Data provided:
----------
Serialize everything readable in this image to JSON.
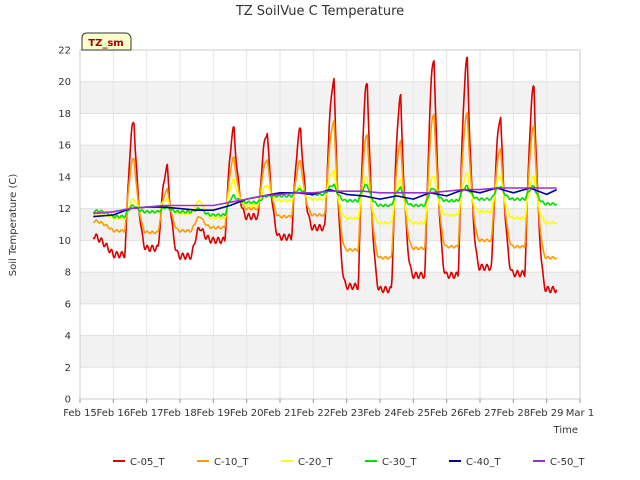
{
  "chart_data": {
    "type": "line",
    "title": "TZ SoilVue C Temperature",
    "xlabel": "Time",
    "ylabel": "Soil Temperature (C)",
    "badge": "TZ_sm",
    "x_tick_labels": [
      "Feb 15",
      "Feb 16",
      "Feb 17",
      "Feb 18",
      "Feb 19",
      "Feb 20",
      "Feb 21",
      "Feb 22",
      "Feb 23",
      "Feb 24",
      "Feb 25",
      "Feb 26",
      "Feb 27",
      "Feb 28",
      "Feb 29",
      "Mar 1"
    ],
    "y_ticks": [
      0,
      2,
      4,
      6,
      8,
      10,
      12,
      14,
      16,
      18,
      20,
      22
    ],
    "xlim": [
      0,
      15
    ],
    "ylim": [
      0,
      22
    ],
    "grid": true,
    "legend_position": "bottom",
    "series": [
      {
        "name": "C-05_T",
        "color": "#dd0000",
        "peaks": [
          17.5,
          14.6,
          10.8,
          17.0,
          16.8,
          17.0,
          20.1,
          20.0,
          19.0,
          21.5,
          21.4,
          17.8,
          19.7,
          21.4
        ],
        "troughs": [
          10.5,
          9.1,
          9.5,
          9.0,
          10.0,
          11.5,
          10.2,
          10.8,
          7.1,
          6.9,
          7.8,
          7.8,
          8.3,
          7.9,
          6.9,
          10.0
        ]
      },
      {
        "name": "C-10_T",
        "color": "#ff9900",
        "peaks": [
          15.2,
          13.2,
          11.5,
          15.2,
          15.1,
          15.0,
          17.5,
          16.7,
          16.2,
          18.0,
          18.0,
          15.8,
          17.2,
          18.0
        ],
        "troughs": [
          11.0,
          10.6,
          10.5,
          10.6,
          10.8,
          12.0,
          11.5,
          11.6,
          9.4,
          8.9,
          9.5,
          9.6,
          10.0,
          9.6,
          8.9,
          11.6
        ]
      },
      {
        "name": "C-20_T",
        "color": "#ffff00",
        "peaks": [
          12.6,
          12.6,
          12.5,
          13.8,
          13.5,
          13.4,
          14.4,
          14.0,
          13.8,
          14.1,
          14.2,
          14.1,
          14.0,
          14.0
        ],
        "troughs": [
          11.2,
          11.4,
          11.8,
          11.7,
          11.4,
          12.2,
          12.5,
          12.6,
          11.4,
          11.1,
          11.1,
          11.6,
          11.8,
          11.4,
          11.1,
          13.5
        ]
      },
      {
        "name": "C-30_T",
        "color": "#00dd00",
        "peaks": [
          12.2,
          12.1,
          12.0,
          12.8,
          12.8,
          13.2,
          13.5,
          13.5,
          13.3,
          13.3,
          13.4,
          13.4,
          13.4,
          13.4
        ],
        "troughs": [
          11.4,
          11.5,
          11.8,
          11.8,
          11.6,
          12.4,
          12.8,
          12.9,
          12.5,
          12.2,
          12.2,
          12.5,
          12.6,
          12.6,
          12.3,
          13.4
        ]
      },
      {
        "name": "C-40_T",
        "color": "#000099",
        "points": [
          [
            0.4,
            11.5
          ],
          [
            1,
            11.6
          ],
          [
            1.5,
            12.0
          ],
          [
            2,
            12.1
          ],
          [
            2.5,
            12.1
          ],
          [
            3,
            12.0
          ],
          [
            3.5,
            11.9
          ],
          [
            4,
            11.9
          ],
          [
            4.5,
            12.2
          ],
          [
            5,
            12.6
          ],
          [
            5.5,
            12.8
          ],
          [
            6,
            13.0
          ],
          [
            6.5,
            13.0
          ],
          [
            7,
            12.9
          ],
          [
            7.5,
            13.2
          ],
          [
            8,
            12.9
          ],
          [
            8.5,
            12.8
          ],
          [
            9,
            12.6
          ],
          [
            9.5,
            12.8
          ],
          [
            10,
            12.6
          ],
          [
            10.5,
            13.0
          ],
          [
            11,
            12.8
          ],
          [
            11.5,
            13.2
          ],
          [
            12,
            13.0
          ],
          [
            12.5,
            13.3
          ],
          [
            13,
            13.0
          ],
          [
            13.5,
            13.3
          ],
          [
            14,
            12.9
          ],
          [
            14.3,
            13.2
          ]
        ]
      },
      {
        "name": "C-50_T",
        "color": "#9933cc",
        "points": [
          [
            0.4,
            11.7
          ],
          [
            1,
            11.8
          ],
          [
            1.5,
            12.0
          ],
          [
            2,
            12.1
          ],
          [
            2.5,
            12.2
          ],
          [
            3,
            12.2
          ],
          [
            3.5,
            12.2
          ],
          [
            4,
            12.2
          ],
          [
            4.5,
            12.4
          ],
          [
            5,
            12.6
          ],
          [
            5.5,
            12.8
          ],
          [
            6,
            12.9
          ],
          [
            6.5,
            13.0
          ],
          [
            7,
            13.0
          ],
          [
            7.5,
            13.1
          ],
          [
            8,
            13.1
          ],
          [
            8.5,
            13.1
          ],
          [
            9,
            13.0
          ],
          [
            9.5,
            13.0
          ],
          [
            10,
            13.0
          ],
          [
            10.5,
            13.0
          ],
          [
            11,
            13.1
          ],
          [
            11.5,
            13.2
          ],
          [
            12,
            13.2
          ],
          [
            12.5,
            13.3
          ],
          [
            13,
            13.3
          ],
          [
            13.5,
            13.3
          ],
          [
            14,
            13.3
          ],
          [
            14.3,
            13.3
          ]
        ]
      }
    ]
  }
}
----------
Exercise details: All of the records above must be copied exactly, except for the pictures.

Full answer:
Serialize everything readable in this image to JSON.
{
  "chart_data": {
    "type": "line",
    "title": "TZ SoilVue C Temperature",
    "xlabel": "Time",
    "ylabel": "Soil Temperature (C)",
    "badge": "TZ_sm",
    "x_tick_labels": [
      "Feb 15",
      "Feb 16",
      "Feb 17",
      "Feb 18",
      "Feb 19",
      "Feb 20",
      "Feb 21",
      "Feb 22",
      "Feb 23",
      "Feb 24",
      "Feb 25",
      "Feb 26",
      "Feb 27",
      "Feb 28",
      "Feb 29",
      "Mar 1"
    ],
    "y_ticks": [
      0,
      2,
      4,
      6,
      8,
      10,
      12,
      14,
      16,
      18,
      20,
      22
    ],
    "xlim": [
      0,
      15
    ],
    "ylim": [
      0,
      22
    ],
    "grid": true,
    "legend_position": "bottom",
    "series": [
      {
        "name": "C-05_T",
        "color": "#dd0000",
        "peaks": [
          17.5,
          14.6,
          10.8,
          17.0,
          16.8,
          17.0,
          20.1,
          20.0,
          19.0,
          21.5,
          21.4,
          17.8,
          19.7,
          21.4
        ],
        "troughs": [
          10.5,
          9.1,
          9.5,
          9.0,
          10.0,
          11.5,
          10.2,
          10.8,
          7.1,
          6.9,
          7.8,
          7.8,
          8.3,
          7.9,
          6.9,
          10.0
        ]
      },
      {
        "name": "C-10_T",
        "color": "#ff9900",
        "peaks": [
          15.2,
          13.2,
          11.5,
          15.2,
          15.1,
          15.0,
          17.5,
          16.7,
          16.2,
          18.0,
          18.0,
          15.8,
          17.2,
          18.0
        ],
        "troughs": [
          11.0,
          10.6,
          10.5,
          10.6,
          10.8,
          12.0,
          11.5,
          11.6,
          9.4,
          8.9,
          9.5,
          9.6,
          10.0,
          9.6,
          8.9,
          11.6
        ]
      },
      {
        "name": "C-20_T",
        "color": "#ffff00",
        "peaks": [
          12.6,
          12.6,
          12.5,
          13.8,
          13.5,
          13.4,
          14.4,
          14.0,
          13.8,
          14.1,
          14.2,
          14.1,
          14.0,
          14.0
        ],
        "troughs": [
          11.2,
          11.4,
          11.8,
          11.7,
          11.4,
          12.2,
          12.5,
          12.6,
          11.4,
          11.1,
          11.1,
          11.6,
          11.8,
          11.4,
          11.1,
          13.5
        ]
      },
      {
        "name": "C-30_T",
        "color": "#00dd00",
        "peaks": [
          12.2,
          12.1,
          12.0,
          12.8,
          12.8,
          13.2,
          13.5,
          13.5,
          13.3,
          13.3,
          13.4,
          13.4,
          13.4,
          13.4
        ],
        "troughs": [
          11.4,
          11.5,
          11.8,
          11.8,
          11.6,
          12.4,
          12.8,
          12.9,
          12.5,
          12.2,
          12.2,
          12.5,
          12.6,
          12.6,
          12.3,
          13.4
        ]
      },
      {
        "name": "C-40_T",
        "color": "#000099",
        "points": [
          [
            0.4,
            11.5
          ],
          [
            1,
            11.6
          ],
          [
            1.5,
            12.0
          ],
          [
            2,
            12.1
          ],
          [
            2.5,
            12.1
          ],
          [
            3,
            12.0
          ],
          [
            3.5,
            11.9
          ],
          [
            4,
            11.9
          ],
          [
            4.5,
            12.2
          ],
          [
            5,
            12.6
          ],
          [
            5.5,
            12.8
          ],
          [
            6,
            13.0
          ],
          [
            6.5,
            13.0
          ],
          [
            7,
            12.9
          ],
          [
            7.5,
            13.2
          ],
          [
            8,
            12.9
          ],
          [
            8.5,
            12.8
          ],
          [
            9,
            12.6
          ],
          [
            9.5,
            12.8
          ],
          [
            10,
            12.6
          ],
          [
            10.5,
            13.0
          ],
          [
            11,
            12.8
          ],
          [
            11.5,
            13.2
          ],
          [
            12,
            13.0
          ],
          [
            12.5,
            13.3
          ],
          [
            13,
            13.0
          ],
          [
            13.5,
            13.3
          ],
          [
            14,
            12.9
          ],
          [
            14.3,
            13.2
          ]
        ]
      },
      {
        "name": "C-50_T",
        "color": "#9933cc",
        "points": [
          [
            0.4,
            11.7
          ],
          [
            1,
            11.8
          ],
          [
            1.5,
            12.0
          ],
          [
            2,
            12.1
          ],
          [
            2.5,
            12.2
          ],
          [
            3,
            12.2
          ],
          [
            3.5,
            12.2
          ],
          [
            4,
            12.2
          ],
          [
            4.5,
            12.4
          ],
          [
            5,
            12.6
          ],
          [
            5.5,
            12.8
          ],
          [
            6,
            12.9
          ],
          [
            6.5,
            13.0
          ],
          [
            7,
            13.0
          ],
          [
            7.5,
            13.1
          ],
          [
            8,
            13.1
          ],
          [
            8.5,
            13.1
          ],
          [
            9,
            13.0
          ],
          [
            9.5,
            13.0
          ],
          [
            10,
            13.0
          ],
          [
            10.5,
            13.0
          ],
          [
            11,
            13.1
          ],
          [
            11.5,
            13.2
          ],
          [
            12,
            13.2
          ],
          [
            12.5,
            13.3
          ],
          [
            13,
            13.3
          ],
          [
            13.5,
            13.3
          ],
          [
            14,
            13.3
          ],
          [
            14.3,
            13.3
          ]
        ]
      }
    ]
  }
}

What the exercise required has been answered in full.